• Task to carry out:
All of the records below need to be copied exactly.

• Records to process:
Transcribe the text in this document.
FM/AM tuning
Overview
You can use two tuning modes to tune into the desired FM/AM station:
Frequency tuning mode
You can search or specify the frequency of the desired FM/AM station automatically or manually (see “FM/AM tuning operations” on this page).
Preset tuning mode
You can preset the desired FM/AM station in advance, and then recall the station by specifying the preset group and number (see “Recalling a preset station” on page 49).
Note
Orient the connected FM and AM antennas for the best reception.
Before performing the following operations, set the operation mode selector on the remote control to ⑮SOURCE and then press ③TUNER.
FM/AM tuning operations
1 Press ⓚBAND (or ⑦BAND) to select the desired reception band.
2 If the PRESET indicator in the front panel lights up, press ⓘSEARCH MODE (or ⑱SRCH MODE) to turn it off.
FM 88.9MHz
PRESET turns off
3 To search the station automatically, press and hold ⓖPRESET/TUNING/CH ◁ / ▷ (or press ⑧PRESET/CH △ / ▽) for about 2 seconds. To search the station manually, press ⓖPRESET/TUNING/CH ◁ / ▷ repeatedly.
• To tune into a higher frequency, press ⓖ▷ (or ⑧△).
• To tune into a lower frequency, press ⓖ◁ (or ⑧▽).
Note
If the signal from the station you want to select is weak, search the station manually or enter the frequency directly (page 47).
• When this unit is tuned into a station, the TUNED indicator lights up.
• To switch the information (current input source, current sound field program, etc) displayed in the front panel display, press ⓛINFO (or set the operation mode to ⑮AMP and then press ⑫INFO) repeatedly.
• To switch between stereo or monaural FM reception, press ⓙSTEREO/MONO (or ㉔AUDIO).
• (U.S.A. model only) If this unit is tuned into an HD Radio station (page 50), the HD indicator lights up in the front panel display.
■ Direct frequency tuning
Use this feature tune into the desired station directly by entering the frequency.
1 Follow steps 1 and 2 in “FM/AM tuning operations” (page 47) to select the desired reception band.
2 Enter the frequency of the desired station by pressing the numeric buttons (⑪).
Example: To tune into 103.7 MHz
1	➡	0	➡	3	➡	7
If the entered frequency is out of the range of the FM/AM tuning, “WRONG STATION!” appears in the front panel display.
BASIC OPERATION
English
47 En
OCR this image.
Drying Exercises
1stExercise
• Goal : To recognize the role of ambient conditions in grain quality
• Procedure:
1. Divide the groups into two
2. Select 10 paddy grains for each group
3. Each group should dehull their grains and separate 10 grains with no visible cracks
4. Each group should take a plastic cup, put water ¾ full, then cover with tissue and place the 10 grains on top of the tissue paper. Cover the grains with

• Written answer:
Transcribe the text in this document.
FM/AM tuning
Overview
You can use two tuning modes to tune into the desired FM/AM station:
Frequency tuning mode
You can search or specify the frequency of the desired FM/AM station automatically or manually (see “FM/AM tuning operations” on this page).
Preset tuning mode
You can preset the desired FM/AM station in advance, and then recall the station by specifying the preset group and number (see “Recalling a preset station” on page 49).
Note
Orient the connected FM and AM antennas for the best reception.
Before performing the following operations, set the operation mode selector on the remote control to ⑮SOURCE and then press ③TUNER.
FM/AM tuning operations
1 Press ⓚBAND (or ⑦BAND) to select the desired reception band.
2 If the PRESET indicator in the front panel lights up, press ⓘSEARCH MODE (or ⑱SRCH MODE) to turn it off.
FM 88.9MHz
PRESET turns off
3 To search the station automatically, press and hold ⓖPRESET/TUNING/CH ◁ / ▷ (or press ⑧PRESET/CH △ / ▽) for about 2 seconds. To search the station manually, press ⓖPRESET/TUNING/CH ◁ / ▷ repeatedly.
• To tune into a higher frequency, press ⓖ▷ (or ⑧△).
• To tune into a lower frequency, press ⓖ◁ (or ⑧▽).
Note
If the signal from the station you want to select is weak, search the station manually or enter the frequency directly (page 47).
• When this unit is tuned into a station, the TUNED indicator lights up.
• To switch the information (current input source, current sound field program, etc) displayed in the front panel display, press ⓛINFO (or set the operation mode to ⑮AMP and then press ⑫INFO) repeatedly.
• To switch between stereo or monaural FM reception, press ⓙSTEREO/MONO (or ㉔AUDIO).
• (U.S.A. model only) If this unit is tuned into an HD Radio station (page 50), the HD indicator lights up in the front panel display.
■ Direct frequency tuning
Use this feature tune into the desired station directly by entering the frequency.
1 Follow steps 1 and 2 in “FM/AM tuning operations” (page 47) to select the desired reception band.
2 Enter the frequency of the desired station by pressing the numeric buttons (⑪).
Example: To tune into 103.7 MHz
1	➡	0	➡	3	➡	7
If the entered frequency is out of the range of the FM/AM tuning, “WRONG STATION!” appears in the front panel display.
BASIC OPERATION
English
47 En
OCR this image.
Drying Exercises
1stExercise
• Goal : To recognize the role of ambient conditions in grain quality
• Procedure:
1. Divide the groups into two
2. Select 10 paddy grains for each group
3. Each group should dehull their grains and separate 10 grains with no visible cracks
4. Each group should take a plastic cup, put water ¾ full, then cover with tissue and place the 10 grains on top of the tissue paper. Cover the grains with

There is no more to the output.